▶ **GOAL**: Exclude the pictures, then copy all remaining records exactly.
=== SUPPLIED INFORMATION ===
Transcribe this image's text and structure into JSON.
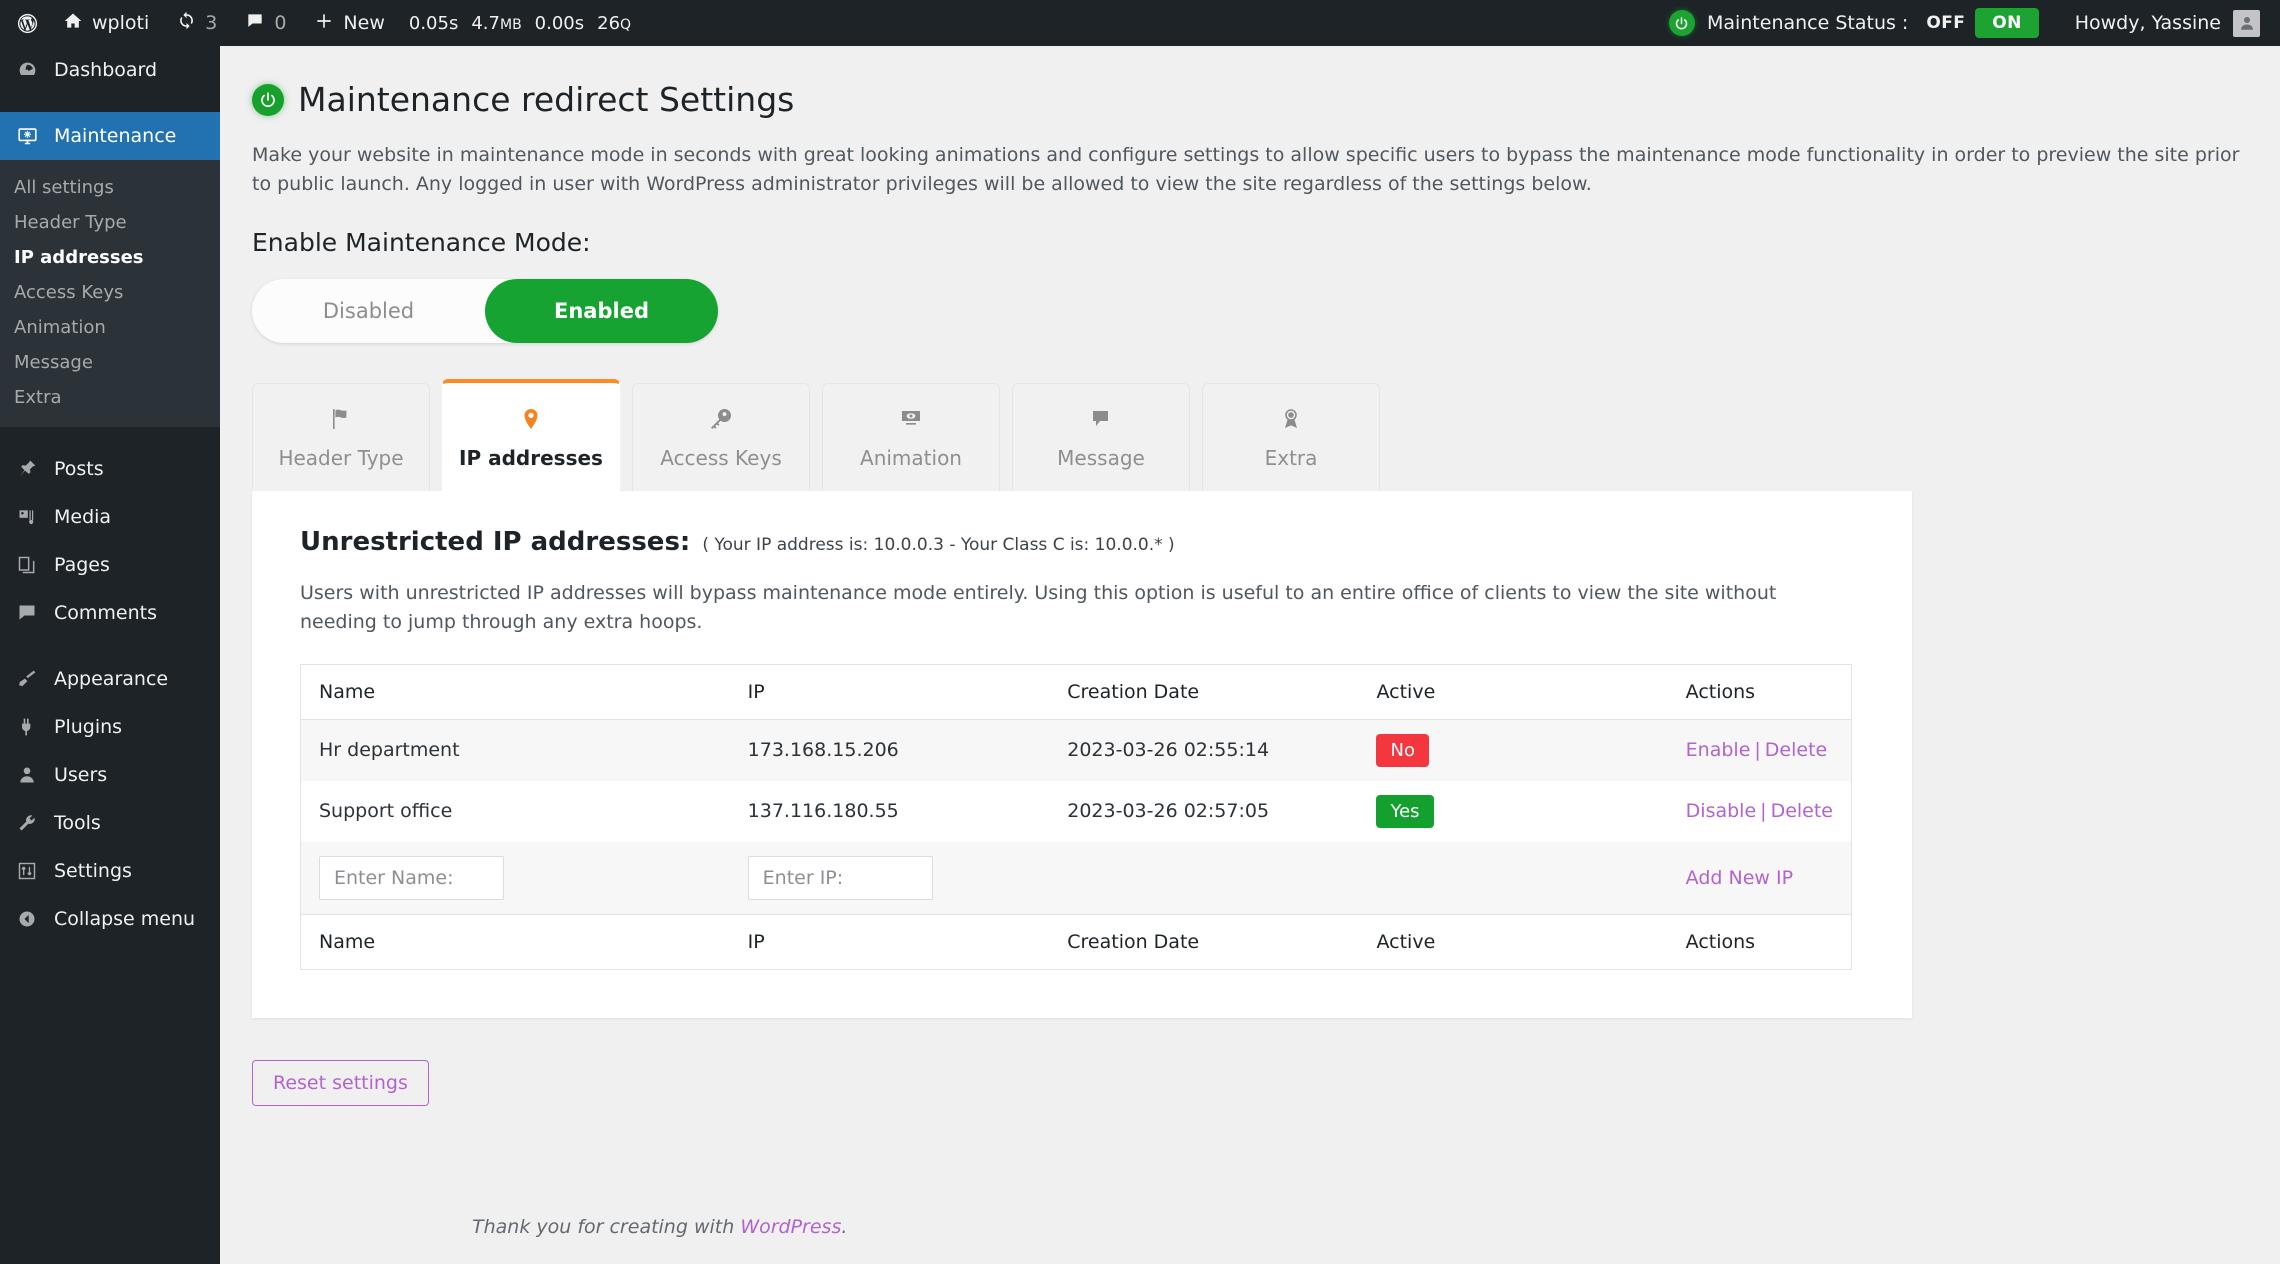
{
  "adminbar": {
    "logo_icon": "wordpress-logo-icon",
    "site_icon": "home-icon",
    "site_name": "wploti",
    "updates_icon": "updates-icon",
    "updates_count": "3",
    "comments_icon": "comment-bubble-icon",
    "comments_count": "0",
    "new_icon": "plus-icon",
    "new_label": "New",
    "perf_time": "0.05s",
    "perf_memory": "4.7",
    "perf_memory_unit": "MB",
    "perf_db_time": "0.00s",
    "perf_queries": "26",
    "perf_queries_unit": "Q",
    "maintenance_power_icon": "power-icon",
    "maintenance_status_label": "Maintenance Status :",
    "status_off": "OFF",
    "status_on": "ON",
    "howdy": "Howdy, Yassine",
    "avatar_icon": "user-avatar-icon"
  },
  "sidebar": {
    "items": [
      {
        "label": "Dashboard",
        "icon": "dashboard-icon",
        "key": "dashboard"
      },
      {
        "label": "Maintenance",
        "icon": "maintenance-screen-icon",
        "key": "maintenance"
      },
      {
        "label": "Posts",
        "icon": "pin-icon",
        "key": "posts"
      },
      {
        "label": "Media",
        "icon": "media-icon",
        "key": "media"
      },
      {
        "label": "Pages",
        "icon": "pages-icon",
        "key": "pages"
      },
      {
        "label": "Comments",
        "icon": "comment-bubble-icon",
        "key": "comments"
      },
      {
        "label": "Appearance",
        "icon": "paintbrush-icon",
        "key": "appearance"
      },
      {
        "label": "Plugins",
        "icon": "plug-icon",
        "key": "plugins"
      },
      {
        "label": "Users",
        "icon": "user-icon",
        "key": "users"
      },
      {
        "label": "Tools",
        "icon": "wrench-icon",
        "key": "tools"
      },
      {
        "label": "Settings",
        "icon": "sliders-icon",
        "key": "settings"
      },
      {
        "label": "Collapse menu",
        "icon": "collapse-arrow-icon",
        "key": "collapse"
      }
    ],
    "submenu": [
      {
        "label": "All settings",
        "active": false
      },
      {
        "label": "Header Type",
        "active": false
      },
      {
        "label": "IP addresses",
        "active": true
      },
      {
        "label": "Access Keys",
        "active": false
      },
      {
        "label": "Animation",
        "active": false
      },
      {
        "label": "Message",
        "active": false
      },
      {
        "label": "Extra",
        "active": false
      }
    ]
  },
  "page": {
    "title": "Maintenance redirect Settings",
    "title_icon": "power-icon",
    "lede": "Make your website in maintenance mode in seconds with great looking animations and configure settings to allow specific users to bypass the maintenance mode functionality in order to preview the site prior to public launch. Any logged in user with WordPress administrator privileges will be allowed to view the site regardless of the settings below.",
    "enable_heading": "Enable Maintenance Mode:",
    "toggle": {
      "disabled_label": "Disabled",
      "enabled_label": "Enabled",
      "selected": "Enabled"
    },
    "tabs": [
      {
        "label": "Header Type",
        "icon": "flag-icon",
        "active": false
      },
      {
        "label": "IP addresses",
        "icon": "map-pin-icon",
        "active": true
      },
      {
        "label": "Access Keys",
        "icon": "key-icon",
        "active": false
      },
      {
        "label": "Animation",
        "icon": "monitor-eye-icon",
        "active": false
      },
      {
        "label": "Message",
        "icon": "speech-bubble-icon",
        "active": false
      },
      {
        "label": "Extra",
        "icon": "award-ribbon-icon",
        "active": false
      }
    ],
    "panel": {
      "title": "Unrestricted IP addresses:",
      "subtitle": "( Your IP address is: 10.0.0.3 - Your Class C is: 10.0.0.* )",
      "description": "Users with unrestricted IP addresses will bypass maintenance mode entirely. Using this option is useful to an entire office of clients to view the site without needing to jump through any extra hoops.",
      "columns": [
        "Name",
        "IP",
        "Creation Date",
        "Active",
        "Actions"
      ],
      "rows": [
        {
          "name": "Hr department",
          "ip": "173.168.15.206",
          "date": "2023-03-26 02:55:14",
          "active": "No",
          "active_state": "no",
          "action_toggle": "Enable",
          "action_sep": "|",
          "action_delete": "Delete"
        },
        {
          "name": "Support office",
          "ip": "137.116.180.55",
          "date": "2023-03-26 02:57:05",
          "active": "Yes",
          "active_state": "yes",
          "action_toggle": "Disable",
          "action_sep": "|",
          "action_delete": "Delete"
        }
      ],
      "new_row": {
        "name_placeholder": "Enter Name:",
        "name_value": "",
        "ip_placeholder": "Enter IP:",
        "ip_value": "",
        "add_label": "Add New IP"
      }
    },
    "reset_label": "Reset settings"
  },
  "footer": {
    "text_before": "Thank you for creating with ",
    "link": "WordPress",
    "text_after": "."
  },
  "colors": {
    "accent_orange": "#f5821f",
    "green": "#16a331",
    "red": "#f4373f",
    "purple": "#b263cf",
    "admin_blue": "#2271b1",
    "sidebar_bg": "#1d2327",
    "submenu_bg": "#2c3338"
  }
}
===
▶ **FULL ANSWER**:
Transcribe this image's text and structure into JSON.
{
  "adminbar": {
    "logo_icon": "wordpress-logo-icon",
    "site_icon": "home-icon",
    "site_name": "wploti",
    "updates_icon": "updates-icon",
    "updates_count": "3",
    "comments_icon": "comment-bubble-icon",
    "comments_count": "0",
    "new_icon": "plus-icon",
    "new_label": "New",
    "perf_time": "0.05s",
    "perf_memory": "4.7",
    "perf_memory_unit": "MB",
    "perf_db_time": "0.00s",
    "perf_queries": "26",
    "perf_queries_unit": "Q",
    "maintenance_power_icon": "power-icon",
    "maintenance_status_label": "Maintenance Status :",
    "status_off": "OFF",
    "status_on": "ON",
    "howdy": "Howdy, Yassine",
    "avatar_icon": "user-avatar-icon"
  },
  "sidebar": {
    "items": [
      {
        "label": "Dashboard",
        "icon": "dashboard-icon",
        "key": "dashboard"
      },
      {
        "label": "Maintenance",
        "icon": "maintenance-screen-icon",
        "key": "maintenance"
      },
      {
        "label": "Posts",
        "icon": "pin-icon",
        "key": "posts"
      },
      {
        "label": "Media",
        "icon": "media-icon",
        "key": "media"
      },
      {
        "label": "Pages",
        "icon": "pages-icon",
        "key": "pages"
      },
      {
        "label": "Comments",
        "icon": "comment-bubble-icon",
        "key": "comments"
      },
      {
        "label": "Appearance",
        "icon": "paintbrush-icon",
        "key": "appearance"
      },
      {
        "label": "Plugins",
        "icon": "plug-icon",
        "key": "plugins"
      },
      {
        "label": "Users",
        "icon": "user-icon",
        "key": "users"
      },
      {
        "label": "Tools",
        "icon": "wrench-icon",
        "key": "tools"
      },
      {
        "label": "Settings",
        "icon": "sliders-icon",
        "key": "settings"
      },
      {
        "label": "Collapse menu",
        "icon": "collapse-arrow-icon",
        "key": "collapse"
      }
    ],
    "submenu": [
      {
        "label": "All settings",
        "active": false
      },
      {
        "label": "Header Type",
        "active": false
      },
      {
        "label": "IP addresses",
        "active": true
      },
      {
        "label": "Access Keys",
        "active": false
      },
      {
        "label": "Animation",
        "active": false
      },
      {
        "label": "Message",
        "active": false
      },
      {
        "label": "Extra",
        "active": false
      }
    ]
  },
  "page": {
    "title": "Maintenance redirect Settings",
    "title_icon": "power-icon",
    "lede": "Make your website in maintenance mode in seconds with great looking animations and configure settings to allow specific users to bypass the maintenance mode functionality in order to preview the site prior to public launch. Any logged in user with WordPress administrator privileges will be allowed to view the site regardless of the settings below.",
    "enable_heading": "Enable Maintenance Mode:",
    "toggle": {
      "disabled_label": "Disabled",
      "enabled_label": "Enabled",
      "selected": "Enabled"
    },
    "tabs": [
      {
        "label": "Header Type",
        "icon": "flag-icon",
        "active": false
      },
      {
        "label": "IP addresses",
        "icon": "map-pin-icon",
        "active": true
      },
      {
        "label": "Access Keys",
        "icon": "key-icon",
        "active": false
      },
      {
        "label": "Animation",
        "icon": "monitor-eye-icon",
        "active": false
      },
      {
        "label": "Message",
        "icon": "speech-bubble-icon",
        "active": false
      },
      {
        "label": "Extra",
        "icon": "award-ribbon-icon",
        "active": false
      }
    ],
    "panel": {
      "title": "Unrestricted IP addresses:",
      "subtitle": "( Your IP address is: 10.0.0.3 - Your Class C is: 10.0.0.* )",
      "description": "Users with unrestricted IP addresses will bypass maintenance mode entirely. Using this option is useful to an entire office of clients to view the site without needing to jump through any extra hoops.",
      "columns": [
        "Name",
        "IP",
        "Creation Date",
        "Active",
        "Actions"
      ],
      "rows": [
        {
          "name": "Hr department",
          "ip": "173.168.15.206",
          "date": "2023-03-26 02:55:14",
          "active": "No",
          "active_state": "no",
          "action_toggle": "Enable",
          "action_sep": "|",
          "action_delete": "Delete"
        },
        {
          "name": "Support office",
          "ip": "137.116.180.55",
          "date": "2023-03-26 02:57:05",
          "active": "Yes",
          "active_state": "yes",
          "action_toggle": "Disable",
          "action_sep": "|",
          "action_delete": "Delete"
        }
      ],
      "new_row": {
        "name_placeholder": "Enter Name:",
        "name_value": "",
        "ip_placeholder": "Enter IP:",
        "ip_value": "",
        "add_label": "Add New IP"
      }
    },
    "reset_label": "Reset settings"
  },
  "footer": {
    "text_before": "Thank you for creating with ",
    "link": "WordPress",
    "text_after": "."
  },
  "colors": {
    "accent_orange": "#f5821f",
    "green": "#16a331",
    "red": "#f4373f",
    "purple": "#b263cf",
    "admin_blue": "#2271b1",
    "sidebar_bg": "#1d2327",
    "submenu_bg": "#2c3338"
  }
}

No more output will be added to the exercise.